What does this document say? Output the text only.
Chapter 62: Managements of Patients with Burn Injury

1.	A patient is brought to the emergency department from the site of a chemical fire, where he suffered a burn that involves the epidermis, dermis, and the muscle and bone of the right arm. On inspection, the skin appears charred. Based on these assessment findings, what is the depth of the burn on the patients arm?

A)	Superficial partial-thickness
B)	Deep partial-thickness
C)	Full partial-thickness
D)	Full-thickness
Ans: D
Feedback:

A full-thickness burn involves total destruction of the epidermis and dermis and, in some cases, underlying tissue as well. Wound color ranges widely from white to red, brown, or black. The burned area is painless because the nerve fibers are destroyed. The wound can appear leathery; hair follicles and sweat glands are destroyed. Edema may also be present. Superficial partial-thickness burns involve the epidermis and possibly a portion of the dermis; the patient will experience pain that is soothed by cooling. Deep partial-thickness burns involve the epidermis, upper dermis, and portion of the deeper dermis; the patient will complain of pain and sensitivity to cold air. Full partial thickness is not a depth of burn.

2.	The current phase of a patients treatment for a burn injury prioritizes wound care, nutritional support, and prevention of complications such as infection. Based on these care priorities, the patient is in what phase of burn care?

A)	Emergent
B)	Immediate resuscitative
:::
What is needed is a word-for-word restatement of all the data.

What does this document say? Output the text only.
Chapter 62: Managements of Patients with Burn Injury

1.	A patient is brought to the emergency department from the site of a chemical fire, where he suffered a burn that involves the epidermis, dermis, and the muscle and bone of the right arm. On inspection, the skin appears charred. Based on these assessment findings, what is the depth of the burn on the patients arm?

A)	Superficial partial-thickness
B)	Deep partial-thickness
C)	Full partial-thickness
D)	Full-thickness
Ans: D
Feedback:

A full-thickness burn involves total destruction of the epidermis and dermis and, in some cases, underlying tissue as well. Wound color ranges widely from white to red, brown, or black. The burned area is painless because the nerve fibers are destroyed. The wound can appear leathery; hair follicles and sweat glands are destroyed. Edema may also be present. Superficial partial-thickness burns involve the epidermis and possibly a portion of the dermis; the patient will experience pain that is soothed by cooling. Deep partial-thickness burns involve the epidermis, upper dermis, and portion of the deeper dermis; the patient will complain of pain and sensitivity to cold air. Full partial thickness is not a depth of burn.

2.	The current phase of a patients treatment for a burn injury prioritizes wound care, nutritional support, and prevention of complications such as infection. Based on these care priorities, the patient is in what phase of burn care?

A)	Emergent
B)	Immediate resuscitative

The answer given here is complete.